>> BEGIN DATA PROVIDED

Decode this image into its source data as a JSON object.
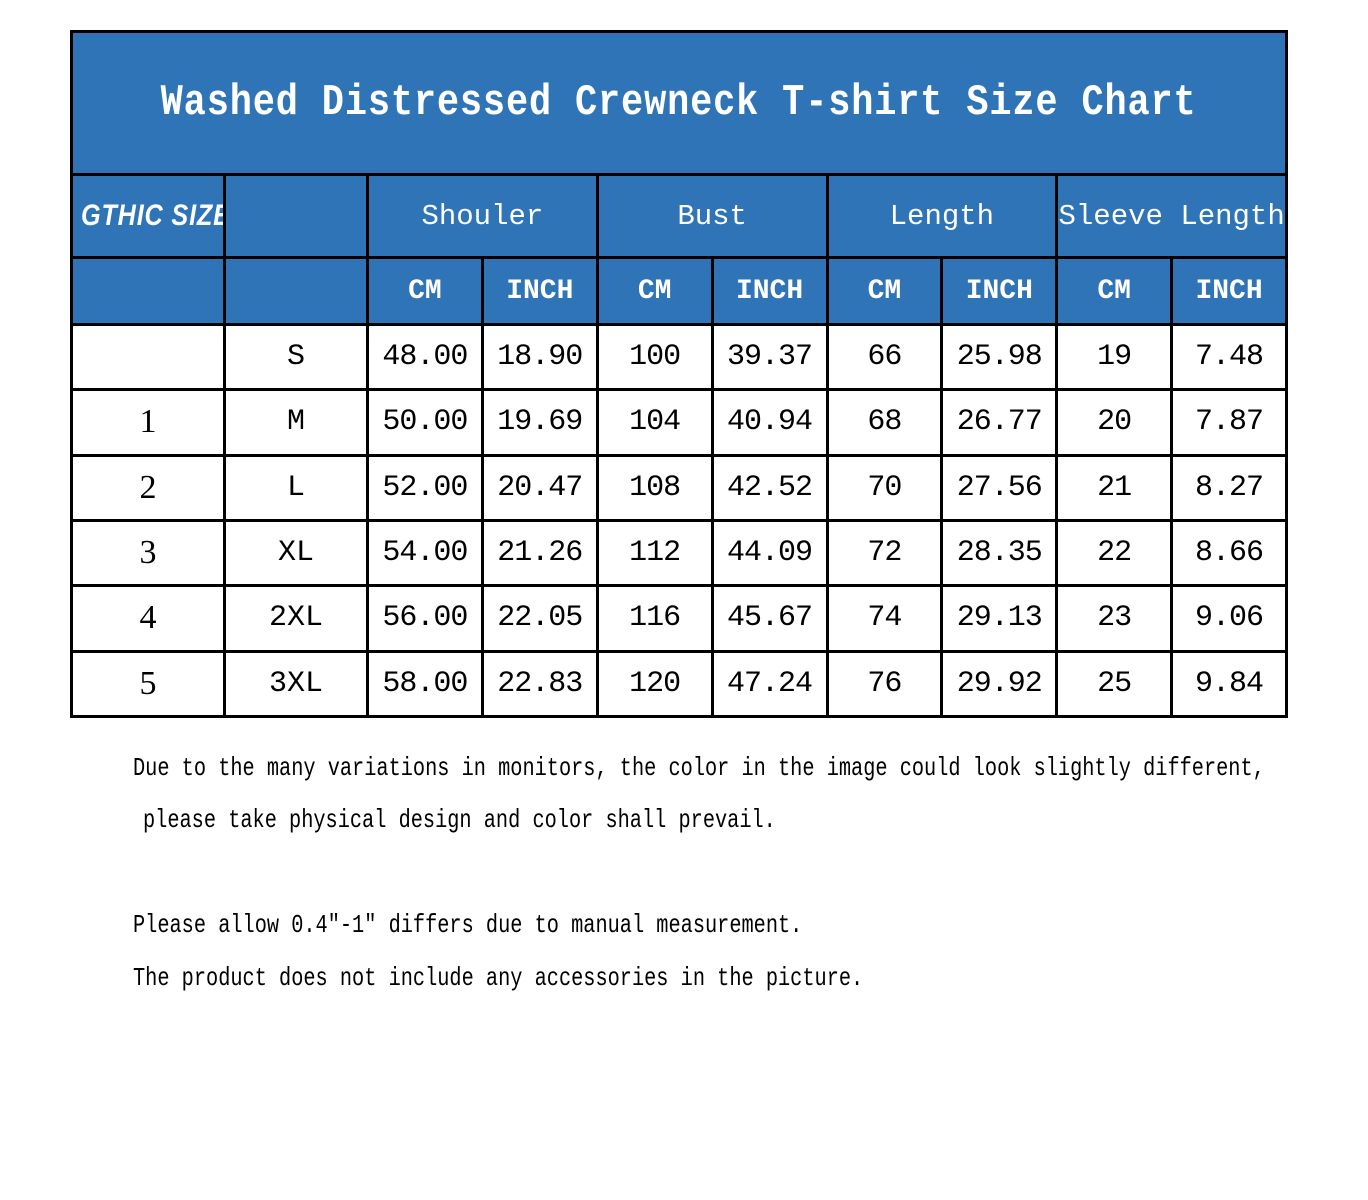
{
  "colors": {
    "table_blue": "#3074b8",
    "border_black": "#000000",
    "header_text_white": "#ffffff",
    "body_text_black": "#000000"
  },
  "chart_data": {
    "type": "table",
    "title": "Washed Distressed Crewneck T-shirt Size Chart",
    "corner_label": "GTHIC SIZE",
    "column_groups": [
      {
        "label": "Shouler",
        "units": [
          "CM",
          "INCH"
        ]
      },
      {
        "label": "Bust",
        "units": [
          "CM",
          "INCH"
        ]
      },
      {
        "label": "Length",
        "units": [
          "CM",
          "INCH"
        ]
      },
      {
        "label": "Sleeve Length",
        "units": [
          "CM",
          "INCH"
        ]
      }
    ],
    "rows": [
      {
        "index": "",
        "size": "S",
        "shoulder_cm": "48.00",
        "shoulder_inch": "18.90",
        "bust_cm": "100",
        "bust_inch": "39.37",
        "length_cm": "66",
        "length_inch": "25.98",
        "sleeve_cm": "19",
        "sleeve_inch": "7.48"
      },
      {
        "index": "1",
        "size": "M",
        "shoulder_cm": "50.00",
        "shoulder_inch": "19.69",
        "bust_cm": "104",
        "bust_inch": "40.94",
        "length_cm": "68",
        "length_inch": "26.77",
        "sleeve_cm": "20",
        "sleeve_inch": "7.87"
      },
      {
        "index": "2",
        "size": "L",
        "shoulder_cm": "52.00",
        "shoulder_inch": "20.47",
        "bust_cm": "108",
        "bust_inch": "42.52",
        "length_cm": "70",
        "length_inch": "27.56",
        "sleeve_cm": "21",
        "sleeve_inch": "8.27"
      },
      {
        "index": "3",
        "size": "XL",
        "shoulder_cm": "54.00",
        "shoulder_inch": "21.26",
        "bust_cm": "112",
        "bust_inch": "44.09",
        "length_cm": "72",
        "length_inch": "28.35",
        "sleeve_cm": "22",
        "sleeve_inch": "8.66"
      },
      {
        "index": "4",
        "size": "2XL",
        "shoulder_cm": "56.00",
        "shoulder_inch": "22.05",
        "bust_cm": "116",
        "bust_inch": "45.67",
        "length_cm": "74",
        "length_inch": "29.13",
        "sleeve_cm": "23",
        "sleeve_inch": "9.06"
      },
      {
        "index": "5",
        "size": "3XL",
        "shoulder_cm": "58.00",
        "shoulder_inch": "22.83",
        "bust_cm": "120",
        "bust_inch": "47.24",
        "length_cm": "76",
        "length_inch": "29.92",
        "sleeve_cm": "25",
        "sleeve_inch": "9.84"
      }
    ]
  },
  "notes": [
    "Due to the many variations in monitors, the color in the image could look slightly different,",
    "please take physical design and color shall prevail.",
    "Please allow 0.4\"-1\" differs due to manual measurement.",
    "The product does not include any accessories in the picture."
  ]
}
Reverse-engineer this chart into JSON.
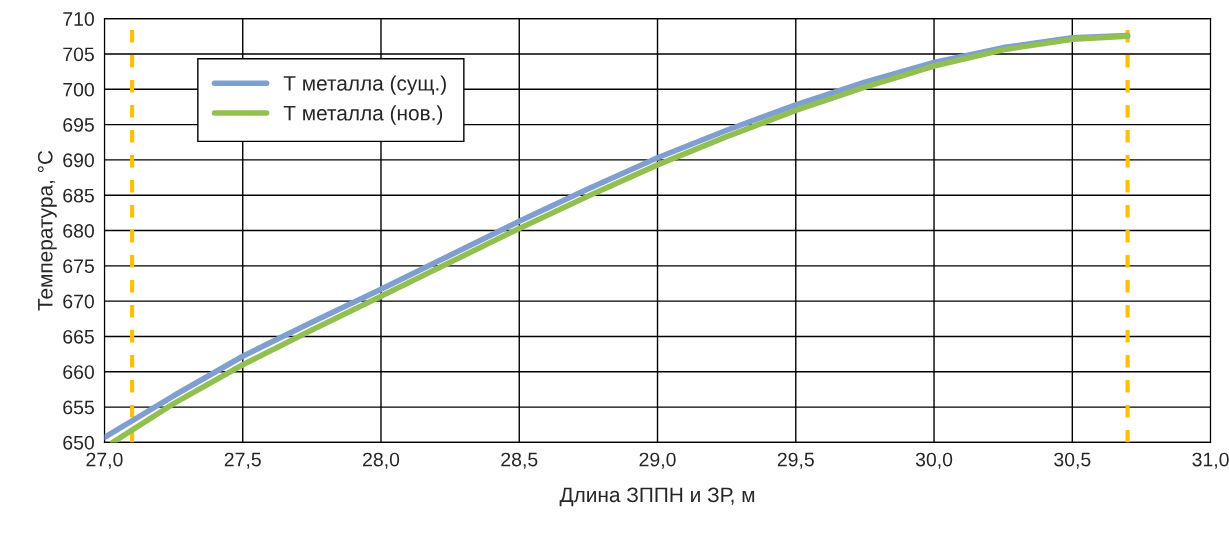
{
  "chart_data": {
    "type": "line",
    "xlabel": "Длина ЗППН и ЗР, м",
    "ylabel": "Температура, °С",
    "series": [
      {
        "name": "Т металла (сущ.)",
        "color": "#7f9fd0",
        "x": [
          27.0,
          27.25,
          27.5,
          27.75,
          28.0,
          28.25,
          28.5,
          28.75,
          29.0,
          29.25,
          29.5,
          29.75,
          30.0,
          30.25,
          30.5,
          30.7
        ],
        "values": [
          650.7,
          656.6,
          662.2,
          667.0,
          671.7,
          676.5,
          681.3,
          685.9,
          690.3,
          694.2,
          697.8,
          701.0,
          703.8,
          705.9,
          707.3,
          707.6
        ]
      },
      {
        "name": "Т металла (нов.)",
        "color": "#92c050",
        "x": [
          27.03,
          27.25,
          27.5,
          27.75,
          28.0,
          28.25,
          28.5,
          28.75,
          29.0,
          29.25,
          29.5,
          29.75,
          30.0,
          30.25,
          30.5,
          30.7
        ],
        "values": [
          650.0,
          655.5,
          661.0,
          665.9,
          670.7,
          675.5,
          680.3,
          684.9,
          689.3,
          693.3,
          697.0,
          700.3,
          703.3,
          705.6,
          707.1,
          707.5
        ]
      }
    ],
    "xlim": [
      27.0,
      31.0
    ],
    "xticks": [
      {
        "value": 27.0,
        "label": "27,0"
      },
      {
        "value": 27.5,
        "label": "27,5"
      },
      {
        "value": 28.0,
        "label": "28,0"
      },
      {
        "value": 28.5,
        "label": "28,5"
      },
      {
        "value": 29.0,
        "label": "29,0"
      },
      {
        "value": 29.5,
        "label": "29,5"
      },
      {
        "value": 30.0,
        "label": "30,0"
      },
      {
        "value": 30.5,
        "label": "30,5"
      },
      {
        "value": 31.0,
        "label": "31,0"
      }
    ],
    "ylim": [
      650,
      710
    ],
    "yticks": [
      650,
      655,
      660,
      665,
      670,
      675,
      680,
      685,
      690,
      695,
      700,
      705,
      710
    ],
    "ref_lines": [
      {
        "axis": "x",
        "value": 27.1,
        "color": "#ffc000",
        "line_style": "dashed"
      },
      {
        "axis": "x",
        "value": 30.7,
        "color": "#ffc000",
        "line_style": "dashed"
      }
    ],
    "grid": true,
    "legend": "top left",
    "line_style": "solid",
    "marker": "none"
  }
}
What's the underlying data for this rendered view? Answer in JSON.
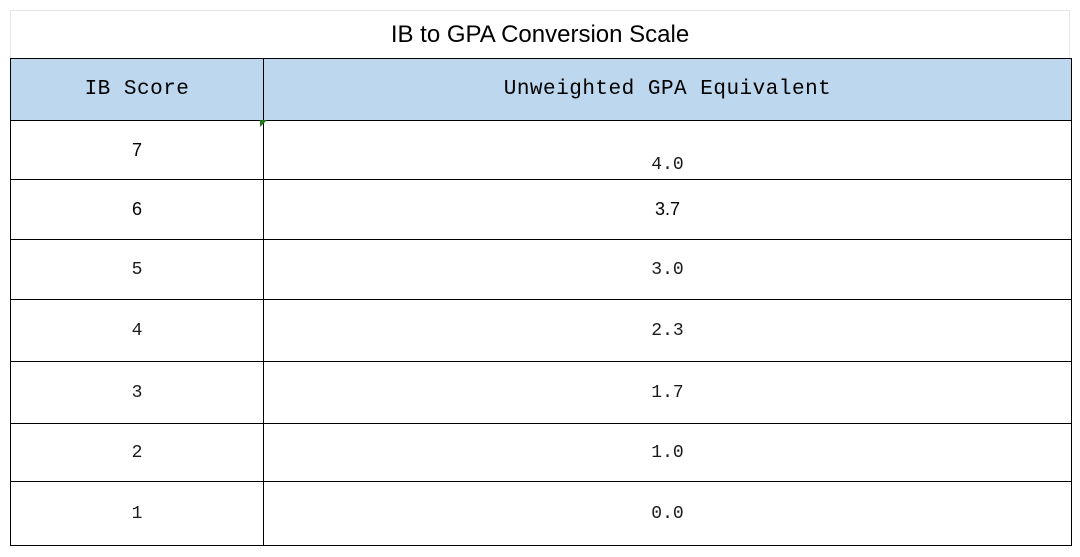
{
  "title": "IB to GPA Conversion Scale",
  "columns": [
    "IB Score",
    "Unweighted GPA Equivalent"
  ],
  "rows": [
    {
      "ib": "7",
      "gpa": "4.0"
    },
    {
      "ib": "6",
      "gpa": "3.7"
    },
    {
      "ib": "5",
      "gpa": "3.0"
    },
    {
      "ib": "4",
      "gpa": "2.3"
    },
    {
      "ib": "3",
      "gpa": "1.7"
    },
    {
      "ib": "2",
      "gpa": "1.0"
    },
    {
      "ib": "1",
      "gpa": "0.0"
    }
  ],
  "colors": {
    "header_background": "#bdd7ee",
    "border": "#000000",
    "cell_marker": "#1f7a1f"
  }
}
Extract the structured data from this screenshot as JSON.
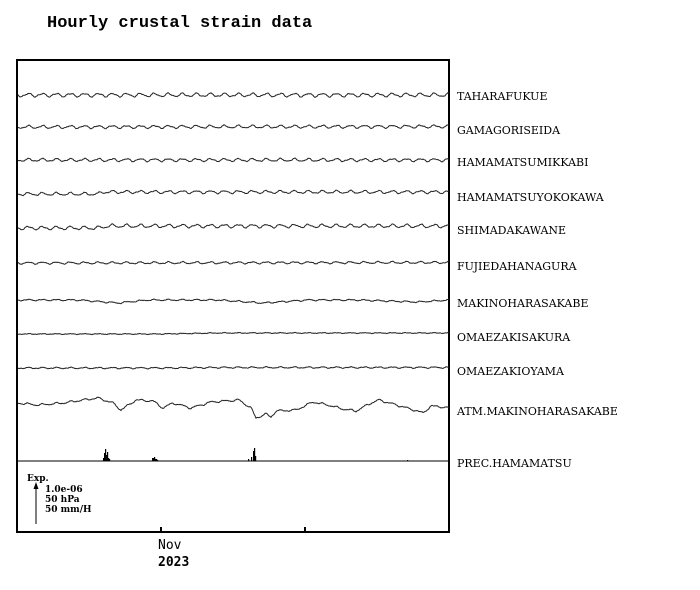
{
  "chart_data": {
    "type": "line",
    "title": "Hourly crustal strain data",
    "x_ticks": [
      "Nov",
      ""
    ],
    "x_year": "2023",
    "grid": false,
    "scale_legend": {
      "title": "Exp.",
      "lines": [
        "1.0e-06",
        "50 hPa",
        "50 mm/H"
      ]
    },
    "series": [
      {
        "name": "TAHARAFUKUE",
        "tide": 1.6,
        "trend": [
          [
            0,
            0
          ],
          [
            431,
            0
          ]
        ]
      },
      {
        "name": "GAMAGORISEIDA",
        "tide": 1.3,
        "trend": [
          [
            0,
            0
          ],
          [
            431,
            0.5
          ]
        ]
      },
      {
        "name": "HAMAMATSUMIKKABI",
        "tide": 1.3,
        "trend": [
          [
            0,
            0
          ],
          [
            431,
            0
          ]
        ]
      },
      {
        "name": "HAMAMATSUYOKOKAWA",
        "tide": 1.3,
        "trend": [
          [
            0,
            0
          ],
          [
            80,
            0
          ],
          [
            85,
            2
          ],
          [
            431,
            2
          ]
        ]
      },
      {
        "name": "SHIMADAKAWANE",
        "tide": 1.5,
        "trend": [
          [
            0,
            0
          ],
          [
            80,
            0
          ],
          [
            90,
            2
          ],
          [
            431,
            2
          ]
        ]
      },
      {
        "name": "FUJIEDAHANAGURA",
        "tide": 0.9,
        "trend": [
          [
            0,
            0
          ],
          [
            431,
            0.5
          ]
        ]
      },
      {
        "name": "MAKINOHARASAKABE",
        "tide": 0.6,
        "trend": [
          [
            0,
            0
          ],
          [
            60,
            0
          ],
          [
            100,
            -3
          ],
          [
            130,
            0
          ],
          [
            200,
            0
          ],
          [
            245,
            -3
          ],
          [
            290,
            0
          ],
          [
            340,
            0
          ],
          [
            400,
            -2
          ],
          [
            431,
            0
          ]
        ]
      },
      {
        "name": "OMAEZAKISAKURA",
        "tide": 0.3,
        "trend": [
          [
            0,
            0
          ],
          [
            140,
            0
          ],
          [
            200,
            1
          ],
          [
            431,
            1
          ]
        ]
      },
      {
        "name": "OMAEZAKIOYAMA",
        "tide": 0.6,
        "trend": [
          [
            0,
            0
          ],
          [
            150,
            0
          ],
          [
            200,
            0.5
          ],
          [
            431,
            0.5
          ]
        ]
      },
      {
        "name": "ATM.MAKINOHARASAKABE",
        "tide": 0.8,
        "trend": [
          [
            0,
            3
          ],
          [
            20,
            1
          ],
          [
            45,
            3
          ],
          [
            65,
            6
          ],
          [
            80,
            8
          ],
          [
            95,
            3
          ],
          [
            103,
            -4
          ],
          [
            118,
            6
          ],
          [
            135,
            5
          ],
          [
            145,
            -2
          ],
          [
            155,
            3
          ],
          [
            173,
            -2
          ],
          [
            193,
            4
          ],
          [
            221,
            6
          ],
          [
            233,
            -2
          ],
          [
            238,
            -12
          ],
          [
            248,
            -8
          ],
          [
            253,
            -11
          ],
          [
            258,
            -5
          ],
          [
            278,
            -4
          ],
          [
            295,
            4
          ],
          [
            310,
            1
          ],
          [
            325,
            -3
          ],
          [
            338,
            -5
          ],
          [
            353,
            3
          ],
          [
            361,
            6
          ],
          [
            375,
            2
          ],
          [
            396,
            -4
          ],
          [
            405,
            -7
          ],
          [
            413,
            0
          ],
          [
            425,
            -1
          ],
          [
            431,
            -2
          ]
        ]
      },
      {
        "name": "PREC.HAMAMATSU",
        "tide": 0,
        "events": [
          [
            85,
            3
          ],
          [
            86,
            8
          ],
          [
            87,
            12
          ],
          [
            88,
            6
          ],
          [
            89,
            9
          ],
          [
            90,
            3
          ],
          [
            91,
            2
          ],
          [
            134,
            3
          ],
          [
            135,
            3
          ],
          [
            136,
            4
          ],
          [
            137,
            2
          ],
          [
            138,
            2
          ],
          [
            139,
            1
          ],
          [
            230,
            2
          ],
          [
            233,
            4
          ],
          [
            235,
            10
          ],
          [
            236,
            13
          ],
          [
            237,
            5
          ],
          [
            389,
            1
          ]
        ]
      }
    ]
  }
}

>> END DATA PROVIDED

THE TASK:
Of the lines in the data, how many hold the string "title"? State the number, nothing else.

SOLUTION FOR THIS TASK:
4